▶ [What you have to do]: Set down the material below in full, matching it exactly.
+++++
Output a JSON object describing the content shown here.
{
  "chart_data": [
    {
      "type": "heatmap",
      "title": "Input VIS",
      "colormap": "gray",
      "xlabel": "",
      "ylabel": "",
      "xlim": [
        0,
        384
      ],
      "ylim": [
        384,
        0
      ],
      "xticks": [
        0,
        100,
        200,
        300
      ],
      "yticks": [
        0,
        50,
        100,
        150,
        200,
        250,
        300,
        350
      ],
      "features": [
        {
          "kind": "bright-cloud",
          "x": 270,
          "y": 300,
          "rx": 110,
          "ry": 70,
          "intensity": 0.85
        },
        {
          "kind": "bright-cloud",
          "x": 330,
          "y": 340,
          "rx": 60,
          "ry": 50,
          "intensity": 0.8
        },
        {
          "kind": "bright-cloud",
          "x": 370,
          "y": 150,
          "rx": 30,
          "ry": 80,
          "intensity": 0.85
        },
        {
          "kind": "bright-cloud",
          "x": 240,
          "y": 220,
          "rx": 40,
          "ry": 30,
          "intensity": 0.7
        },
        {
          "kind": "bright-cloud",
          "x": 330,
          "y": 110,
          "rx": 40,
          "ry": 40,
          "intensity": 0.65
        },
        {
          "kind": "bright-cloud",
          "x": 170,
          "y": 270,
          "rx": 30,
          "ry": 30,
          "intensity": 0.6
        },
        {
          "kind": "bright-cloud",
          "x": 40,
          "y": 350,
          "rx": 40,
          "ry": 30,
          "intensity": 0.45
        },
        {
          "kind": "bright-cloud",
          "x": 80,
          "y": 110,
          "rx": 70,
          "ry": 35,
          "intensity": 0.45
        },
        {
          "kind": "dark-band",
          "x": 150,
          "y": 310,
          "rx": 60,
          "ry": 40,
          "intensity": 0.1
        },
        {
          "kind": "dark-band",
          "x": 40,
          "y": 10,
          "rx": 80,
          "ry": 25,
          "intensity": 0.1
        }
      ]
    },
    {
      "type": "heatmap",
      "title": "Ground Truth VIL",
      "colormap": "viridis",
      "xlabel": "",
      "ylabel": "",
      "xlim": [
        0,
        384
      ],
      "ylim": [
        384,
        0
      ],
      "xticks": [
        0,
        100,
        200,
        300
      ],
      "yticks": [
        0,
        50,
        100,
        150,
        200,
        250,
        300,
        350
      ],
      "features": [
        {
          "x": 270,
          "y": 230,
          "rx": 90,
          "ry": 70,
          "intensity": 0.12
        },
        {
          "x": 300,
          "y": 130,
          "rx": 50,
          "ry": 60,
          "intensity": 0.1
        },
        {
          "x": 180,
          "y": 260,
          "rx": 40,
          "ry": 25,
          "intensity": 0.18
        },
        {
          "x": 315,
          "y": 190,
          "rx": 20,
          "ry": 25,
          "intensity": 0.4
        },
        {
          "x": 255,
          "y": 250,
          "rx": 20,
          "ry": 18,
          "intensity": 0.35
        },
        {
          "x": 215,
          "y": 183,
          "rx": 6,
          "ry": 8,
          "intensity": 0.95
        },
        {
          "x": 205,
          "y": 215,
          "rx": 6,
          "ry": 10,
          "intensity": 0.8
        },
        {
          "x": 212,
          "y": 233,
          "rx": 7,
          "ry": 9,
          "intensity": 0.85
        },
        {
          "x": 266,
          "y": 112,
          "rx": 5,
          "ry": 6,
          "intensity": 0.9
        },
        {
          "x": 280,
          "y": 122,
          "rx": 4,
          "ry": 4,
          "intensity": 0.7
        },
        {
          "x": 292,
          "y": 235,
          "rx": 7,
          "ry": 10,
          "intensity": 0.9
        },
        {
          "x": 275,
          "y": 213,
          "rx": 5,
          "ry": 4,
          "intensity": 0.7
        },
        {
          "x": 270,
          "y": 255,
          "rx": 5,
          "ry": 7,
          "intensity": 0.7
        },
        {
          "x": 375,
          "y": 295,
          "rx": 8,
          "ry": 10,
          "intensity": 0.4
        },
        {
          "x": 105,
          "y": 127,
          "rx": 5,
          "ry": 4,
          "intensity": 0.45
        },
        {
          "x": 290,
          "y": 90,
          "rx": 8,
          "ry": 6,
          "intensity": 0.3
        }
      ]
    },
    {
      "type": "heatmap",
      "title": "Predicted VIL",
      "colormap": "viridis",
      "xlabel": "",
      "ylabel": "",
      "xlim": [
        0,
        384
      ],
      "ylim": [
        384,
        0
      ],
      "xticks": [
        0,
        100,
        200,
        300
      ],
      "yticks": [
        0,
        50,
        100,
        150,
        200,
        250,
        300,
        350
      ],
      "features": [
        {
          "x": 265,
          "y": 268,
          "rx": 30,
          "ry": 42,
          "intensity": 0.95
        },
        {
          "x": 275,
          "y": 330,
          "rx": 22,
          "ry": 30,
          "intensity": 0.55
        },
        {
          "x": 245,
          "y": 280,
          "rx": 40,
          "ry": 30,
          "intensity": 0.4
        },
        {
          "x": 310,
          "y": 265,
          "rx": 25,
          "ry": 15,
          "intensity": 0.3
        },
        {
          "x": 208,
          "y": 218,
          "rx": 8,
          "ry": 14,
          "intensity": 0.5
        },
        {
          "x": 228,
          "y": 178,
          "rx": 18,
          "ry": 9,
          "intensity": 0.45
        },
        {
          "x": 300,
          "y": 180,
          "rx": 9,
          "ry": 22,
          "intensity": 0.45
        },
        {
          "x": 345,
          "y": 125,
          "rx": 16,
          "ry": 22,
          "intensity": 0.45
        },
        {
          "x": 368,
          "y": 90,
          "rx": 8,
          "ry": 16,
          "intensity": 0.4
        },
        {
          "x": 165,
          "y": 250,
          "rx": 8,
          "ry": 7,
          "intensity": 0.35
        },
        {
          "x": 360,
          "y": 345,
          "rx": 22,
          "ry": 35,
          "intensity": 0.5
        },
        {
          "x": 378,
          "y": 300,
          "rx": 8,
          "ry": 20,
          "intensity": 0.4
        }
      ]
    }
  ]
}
+++++
▶ [Answer for this exercise]:
Output a JSON object describing the content shown here.
{
  "chart_data": [
    {
      "type": "heatmap",
      "title": "Input VIS",
      "colormap": "gray",
      "xlabel": "",
      "ylabel": "",
      "xlim": [
        0,
        384
      ],
      "ylim": [
        384,
        0
      ],
      "xticks": [
        0,
        100,
        200,
        300
      ],
      "yticks": [
        0,
        50,
        100,
        150,
        200,
        250,
        300,
        350
      ],
      "features": [
        {
          "kind": "bright-cloud",
          "x": 270,
          "y": 300,
          "rx": 110,
          "ry": 70,
          "intensity": 0.85
        },
        {
          "kind": "bright-cloud",
          "x": 330,
          "y": 340,
          "rx": 60,
          "ry": 50,
          "intensity": 0.8
        },
        {
          "kind": "bright-cloud",
          "x": 370,
          "y": 150,
          "rx": 30,
          "ry": 80,
          "intensity": 0.85
        },
        {
          "kind": "bright-cloud",
          "x": 240,
          "y": 220,
          "rx": 40,
          "ry": 30,
          "intensity": 0.7
        },
        {
          "kind": "bright-cloud",
          "x": 330,
          "y": 110,
          "rx": 40,
          "ry": 40,
          "intensity": 0.65
        },
        {
          "kind": "bright-cloud",
          "x": 170,
          "y": 270,
          "rx": 30,
          "ry": 30,
          "intensity": 0.6
        },
        {
          "kind": "bright-cloud",
          "x": 40,
          "y": 350,
          "rx": 40,
          "ry": 30,
          "intensity": 0.45
        },
        {
          "kind": "bright-cloud",
          "x": 80,
          "y": 110,
          "rx": 70,
          "ry": 35,
          "intensity": 0.45
        },
        {
          "kind": "dark-band",
          "x": 150,
          "y": 310,
          "rx": 60,
          "ry": 40,
          "intensity": 0.1
        },
        {
          "kind": "dark-band",
          "x": 40,
          "y": 10,
          "rx": 80,
          "ry": 25,
          "intensity": 0.1
        }
      ]
    },
    {
      "type": "heatmap",
      "title": "Ground Truth VIL",
      "colormap": "viridis",
      "xlabel": "",
      "ylabel": "",
      "xlim": [
        0,
        384
      ],
      "ylim": [
        384,
        0
      ],
      "xticks": [
        0,
        100,
        200,
        300
      ],
      "yticks": [
        0,
        50,
        100,
        150,
        200,
        250,
        300,
        350
      ],
      "features": [
        {
          "x": 270,
          "y": 230,
          "rx": 90,
          "ry": 70,
          "intensity": 0.12
        },
        {
          "x": 300,
          "y": 130,
          "rx": 50,
          "ry": 60,
          "intensity": 0.1
        },
        {
          "x": 180,
          "y": 260,
          "rx": 40,
          "ry": 25,
          "intensity": 0.18
        },
        {
          "x": 315,
          "y": 190,
          "rx": 20,
          "ry": 25,
          "intensity": 0.4
        },
        {
          "x": 255,
          "y": 250,
          "rx": 20,
          "ry": 18,
          "intensity": 0.35
        },
        {
          "x": 215,
          "y": 183,
          "rx": 6,
          "ry": 8,
          "intensity": 0.95
        },
        {
          "x": 205,
          "y": 215,
          "rx": 6,
          "ry": 10,
          "intensity": 0.8
        },
        {
          "x": 212,
          "y": 233,
          "rx": 7,
          "ry": 9,
          "intensity": 0.85
        },
        {
          "x": 266,
          "y": 112,
          "rx": 5,
          "ry": 6,
          "intensity": 0.9
        },
        {
          "x": 280,
          "y": 122,
          "rx": 4,
          "ry": 4,
          "intensity": 0.7
        },
        {
          "x": 292,
          "y": 235,
          "rx": 7,
          "ry": 10,
          "intensity": 0.9
        },
        {
          "x": 275,
          "y": 213,
          "rx": 5,
          "ry": 4,
          "intensity": 0.7
        },
        {
          "x": 270,
          "y": 255,
          "rx": 5,
          "ry": 7,
          "intensity": 0.7
        },
        {
          "x": 375,
          "y": 295,
          "rx": 8,
          "ry": 10,
          "intensity": 0.4
        },
        {
          "x": 105,
          "y": 127,
          "rx": 5,
          "ry": 4,
          "intensity": 0.45
        },
        {
          "x": 290,
          "y": 90,
          "rx": 8,
          "ry": 6,
          "intensity": 0.3
        }
      ]
    },
    {
      "type": "heatmap",
      "title": "Predicted VIL",
      "colormap": "viridis",
      "xlabel": "",
      "ylabel": "",
      "xlim": [
        0,
        384
      ],
      "ylim": [
        384,
        0
      ],
      "xticks": [
        0,
        100,
        200,
        300
      ],
      "yticks": [
        0,
        50,
        100,
        150,
        200,
        250,
        300,
        350
      ],
      "features": [
        {
          "x": 265,
          "y": 268,
          "rx": 30,
          "ry": 42,
          "intensity": 0.95
        },
        {
          "x": 275,
          "y": 330,
          "rx": 22,
          "ry": 30,
          "intensity": 0.55
        },
        {
          "x": 245,
          "y": 280,
          "rx": 40,
          "ry": 30,
          "intensity": 0.4
        },
        {
          "x": 310,
          "y": 265,
          "rx": 25,
          "ry": 15,
          "intensity": 0.3
        },
        {
          "x": 208,
          "y": 218,
          "rx": 8,
          "ry": 14,
          "intensity": 0.5
        },
        {
          "x": 228,
          "y": 178,
          "rx": 18,
          "ry": 9,
          "intensity": 0.45
        },
        {
          "x": 300,
          "y": 180,
          "rx": 9,
          "ry": 22,
          "intensity": 0.45
        },
        {
          "x": 345,
          "y": 125,
          "rx": 16,
          "ry": 22,
          "intensity": 0.45
        },
        {
          "x": 368,
          "y": 90,
          "rx": 8,
          "ry": 16,
          "intensity": 0.4
        },
        {
          "x": 165,
          "y": 250,
          "rx": 8,
          "ry": 7,
          "intensity": 0.35
        },
        {
          "x": 360,
          "y": 345,
          "rx": 22,
          "ry": 35,
          "intensity": 0.5
        },
        {
          "x": 378,
          "y": 300,
          "rx": 8,
          "ry": 20,
          "intensity": 0.4
        }
      ]
    }
  ]
}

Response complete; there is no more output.